▽
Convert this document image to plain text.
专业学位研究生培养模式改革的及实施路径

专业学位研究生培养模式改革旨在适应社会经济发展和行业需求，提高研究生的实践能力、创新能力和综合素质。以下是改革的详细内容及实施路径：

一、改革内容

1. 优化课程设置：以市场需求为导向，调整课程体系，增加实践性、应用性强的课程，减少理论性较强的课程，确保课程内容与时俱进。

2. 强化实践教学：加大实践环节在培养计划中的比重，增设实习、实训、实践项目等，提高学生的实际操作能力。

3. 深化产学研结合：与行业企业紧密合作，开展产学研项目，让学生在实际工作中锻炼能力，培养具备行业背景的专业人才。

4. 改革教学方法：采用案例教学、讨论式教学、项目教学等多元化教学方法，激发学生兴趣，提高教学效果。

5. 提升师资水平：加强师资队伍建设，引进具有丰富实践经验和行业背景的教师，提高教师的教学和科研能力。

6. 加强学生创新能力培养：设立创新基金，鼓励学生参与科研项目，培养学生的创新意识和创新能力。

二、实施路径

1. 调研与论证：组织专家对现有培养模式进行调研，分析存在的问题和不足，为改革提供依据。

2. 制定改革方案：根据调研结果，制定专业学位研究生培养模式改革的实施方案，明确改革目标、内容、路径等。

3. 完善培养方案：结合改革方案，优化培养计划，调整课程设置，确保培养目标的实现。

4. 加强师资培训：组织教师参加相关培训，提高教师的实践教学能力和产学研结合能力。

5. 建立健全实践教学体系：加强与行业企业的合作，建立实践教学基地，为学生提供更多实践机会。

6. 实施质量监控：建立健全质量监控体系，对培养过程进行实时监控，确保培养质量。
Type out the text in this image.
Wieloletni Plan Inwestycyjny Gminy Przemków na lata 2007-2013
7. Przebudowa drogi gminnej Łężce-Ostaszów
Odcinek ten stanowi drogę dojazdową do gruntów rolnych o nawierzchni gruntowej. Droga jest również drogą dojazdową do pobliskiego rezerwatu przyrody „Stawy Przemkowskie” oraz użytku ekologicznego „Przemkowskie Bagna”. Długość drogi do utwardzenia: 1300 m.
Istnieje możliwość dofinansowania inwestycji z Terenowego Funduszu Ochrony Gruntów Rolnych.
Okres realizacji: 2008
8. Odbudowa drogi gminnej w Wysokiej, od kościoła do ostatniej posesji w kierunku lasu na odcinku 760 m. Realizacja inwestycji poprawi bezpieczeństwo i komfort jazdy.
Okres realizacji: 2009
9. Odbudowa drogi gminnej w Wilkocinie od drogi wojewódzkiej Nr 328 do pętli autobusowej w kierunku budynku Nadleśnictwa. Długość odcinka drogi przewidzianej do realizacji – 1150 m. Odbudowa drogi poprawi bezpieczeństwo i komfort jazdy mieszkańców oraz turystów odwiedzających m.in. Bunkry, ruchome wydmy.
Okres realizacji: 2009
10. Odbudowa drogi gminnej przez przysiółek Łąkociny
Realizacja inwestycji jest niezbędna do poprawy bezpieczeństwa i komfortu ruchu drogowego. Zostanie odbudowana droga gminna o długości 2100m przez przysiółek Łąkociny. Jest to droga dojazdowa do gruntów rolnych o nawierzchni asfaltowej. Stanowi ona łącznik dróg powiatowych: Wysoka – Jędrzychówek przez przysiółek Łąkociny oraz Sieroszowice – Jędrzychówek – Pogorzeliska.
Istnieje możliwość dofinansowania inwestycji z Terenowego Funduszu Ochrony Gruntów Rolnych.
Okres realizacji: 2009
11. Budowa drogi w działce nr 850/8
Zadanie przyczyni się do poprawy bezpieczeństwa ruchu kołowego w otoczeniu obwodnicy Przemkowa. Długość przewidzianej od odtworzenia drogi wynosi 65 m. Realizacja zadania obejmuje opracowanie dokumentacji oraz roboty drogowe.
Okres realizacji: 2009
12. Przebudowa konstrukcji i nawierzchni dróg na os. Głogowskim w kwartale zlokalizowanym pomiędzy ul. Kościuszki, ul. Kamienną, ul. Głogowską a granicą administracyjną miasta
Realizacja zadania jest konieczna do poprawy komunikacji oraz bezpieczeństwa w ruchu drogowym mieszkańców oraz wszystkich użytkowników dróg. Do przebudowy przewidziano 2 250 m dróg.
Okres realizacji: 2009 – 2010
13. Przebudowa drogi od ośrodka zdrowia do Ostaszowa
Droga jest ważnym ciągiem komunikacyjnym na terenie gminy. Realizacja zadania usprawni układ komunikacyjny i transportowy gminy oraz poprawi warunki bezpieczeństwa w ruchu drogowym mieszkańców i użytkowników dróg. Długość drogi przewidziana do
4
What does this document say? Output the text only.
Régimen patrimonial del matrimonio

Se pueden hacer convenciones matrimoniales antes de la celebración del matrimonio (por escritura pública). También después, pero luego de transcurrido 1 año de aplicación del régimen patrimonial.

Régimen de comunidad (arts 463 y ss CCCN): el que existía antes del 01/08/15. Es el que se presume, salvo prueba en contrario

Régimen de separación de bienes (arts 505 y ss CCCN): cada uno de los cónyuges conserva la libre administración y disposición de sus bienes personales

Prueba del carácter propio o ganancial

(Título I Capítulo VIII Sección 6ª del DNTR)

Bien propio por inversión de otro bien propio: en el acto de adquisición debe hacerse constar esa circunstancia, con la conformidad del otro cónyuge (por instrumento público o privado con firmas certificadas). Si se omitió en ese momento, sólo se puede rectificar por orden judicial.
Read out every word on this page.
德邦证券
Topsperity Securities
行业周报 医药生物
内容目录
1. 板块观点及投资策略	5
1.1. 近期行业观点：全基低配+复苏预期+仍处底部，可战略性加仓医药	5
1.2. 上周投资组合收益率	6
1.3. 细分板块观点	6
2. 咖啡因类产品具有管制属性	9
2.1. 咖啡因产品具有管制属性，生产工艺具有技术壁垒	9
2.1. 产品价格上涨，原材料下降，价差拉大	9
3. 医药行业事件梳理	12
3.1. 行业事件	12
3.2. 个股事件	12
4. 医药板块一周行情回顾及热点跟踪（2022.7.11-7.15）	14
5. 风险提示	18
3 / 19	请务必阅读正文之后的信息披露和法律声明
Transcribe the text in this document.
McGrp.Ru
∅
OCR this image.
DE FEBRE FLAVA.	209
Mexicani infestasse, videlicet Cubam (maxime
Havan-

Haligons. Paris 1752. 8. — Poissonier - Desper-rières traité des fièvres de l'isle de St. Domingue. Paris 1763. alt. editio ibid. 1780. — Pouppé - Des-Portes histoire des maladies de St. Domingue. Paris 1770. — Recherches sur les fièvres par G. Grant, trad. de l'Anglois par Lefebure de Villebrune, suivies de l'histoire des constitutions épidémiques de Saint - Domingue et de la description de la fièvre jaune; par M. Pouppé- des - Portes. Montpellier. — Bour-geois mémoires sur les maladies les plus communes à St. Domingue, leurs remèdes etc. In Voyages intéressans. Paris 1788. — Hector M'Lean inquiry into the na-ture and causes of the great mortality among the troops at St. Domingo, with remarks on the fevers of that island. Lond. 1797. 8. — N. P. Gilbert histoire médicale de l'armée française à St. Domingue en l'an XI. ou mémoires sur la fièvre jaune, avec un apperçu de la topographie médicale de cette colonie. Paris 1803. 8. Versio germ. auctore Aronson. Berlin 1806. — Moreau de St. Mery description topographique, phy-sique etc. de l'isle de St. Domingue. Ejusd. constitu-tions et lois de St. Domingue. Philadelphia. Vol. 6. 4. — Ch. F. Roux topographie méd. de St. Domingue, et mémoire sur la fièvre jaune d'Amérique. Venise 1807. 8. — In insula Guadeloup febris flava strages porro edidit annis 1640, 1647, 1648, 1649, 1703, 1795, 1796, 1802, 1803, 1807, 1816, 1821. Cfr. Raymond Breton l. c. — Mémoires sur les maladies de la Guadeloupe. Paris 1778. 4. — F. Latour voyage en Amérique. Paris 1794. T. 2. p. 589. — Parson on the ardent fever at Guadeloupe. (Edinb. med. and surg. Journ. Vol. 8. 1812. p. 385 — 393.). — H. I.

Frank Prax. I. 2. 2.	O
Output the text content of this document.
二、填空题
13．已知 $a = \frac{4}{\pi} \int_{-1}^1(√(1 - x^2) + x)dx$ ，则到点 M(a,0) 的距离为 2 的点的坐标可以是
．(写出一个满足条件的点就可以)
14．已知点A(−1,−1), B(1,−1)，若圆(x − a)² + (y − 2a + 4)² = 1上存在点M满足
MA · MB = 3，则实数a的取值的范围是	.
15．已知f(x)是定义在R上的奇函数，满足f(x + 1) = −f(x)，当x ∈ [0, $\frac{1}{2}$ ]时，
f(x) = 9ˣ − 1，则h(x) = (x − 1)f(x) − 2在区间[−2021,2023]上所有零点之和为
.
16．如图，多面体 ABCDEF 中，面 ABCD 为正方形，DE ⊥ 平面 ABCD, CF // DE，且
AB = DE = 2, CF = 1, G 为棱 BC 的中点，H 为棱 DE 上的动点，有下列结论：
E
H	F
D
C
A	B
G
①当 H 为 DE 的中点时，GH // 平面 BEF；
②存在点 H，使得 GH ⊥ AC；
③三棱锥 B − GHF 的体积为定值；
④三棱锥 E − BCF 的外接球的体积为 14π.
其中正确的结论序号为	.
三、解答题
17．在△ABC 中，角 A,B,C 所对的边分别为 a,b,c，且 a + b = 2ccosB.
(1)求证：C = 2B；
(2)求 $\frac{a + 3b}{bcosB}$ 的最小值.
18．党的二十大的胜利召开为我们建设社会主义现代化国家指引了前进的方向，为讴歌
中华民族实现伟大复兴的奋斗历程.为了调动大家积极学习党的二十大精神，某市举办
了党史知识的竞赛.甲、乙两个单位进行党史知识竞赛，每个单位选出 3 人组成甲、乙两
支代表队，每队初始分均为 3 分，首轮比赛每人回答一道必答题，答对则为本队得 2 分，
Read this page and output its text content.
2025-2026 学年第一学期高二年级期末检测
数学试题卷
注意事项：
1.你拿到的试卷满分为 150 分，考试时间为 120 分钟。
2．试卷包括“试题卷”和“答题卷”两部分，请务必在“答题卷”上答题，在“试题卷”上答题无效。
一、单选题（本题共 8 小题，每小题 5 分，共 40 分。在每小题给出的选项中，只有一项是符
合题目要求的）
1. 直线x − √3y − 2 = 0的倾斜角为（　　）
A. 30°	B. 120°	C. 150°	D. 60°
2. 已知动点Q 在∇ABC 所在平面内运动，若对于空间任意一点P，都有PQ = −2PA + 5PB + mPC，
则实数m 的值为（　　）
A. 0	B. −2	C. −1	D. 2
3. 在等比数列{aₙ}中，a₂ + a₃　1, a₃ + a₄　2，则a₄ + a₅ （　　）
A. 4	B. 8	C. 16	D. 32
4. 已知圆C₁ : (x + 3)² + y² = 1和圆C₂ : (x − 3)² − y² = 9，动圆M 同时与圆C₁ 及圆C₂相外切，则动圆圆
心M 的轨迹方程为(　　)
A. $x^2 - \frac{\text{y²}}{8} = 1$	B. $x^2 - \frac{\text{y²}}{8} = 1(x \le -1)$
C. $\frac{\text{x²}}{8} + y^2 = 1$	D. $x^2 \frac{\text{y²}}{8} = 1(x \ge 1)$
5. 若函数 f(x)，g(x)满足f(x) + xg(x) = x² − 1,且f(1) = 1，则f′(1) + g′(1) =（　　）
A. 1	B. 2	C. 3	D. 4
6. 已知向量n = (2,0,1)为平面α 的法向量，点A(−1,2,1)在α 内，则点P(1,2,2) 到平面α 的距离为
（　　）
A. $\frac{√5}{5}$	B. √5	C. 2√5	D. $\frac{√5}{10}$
△
Task objective:
Report the number of lines in the listing where the string "przysiółek" appears, and nothing besides.

Result for this task:
2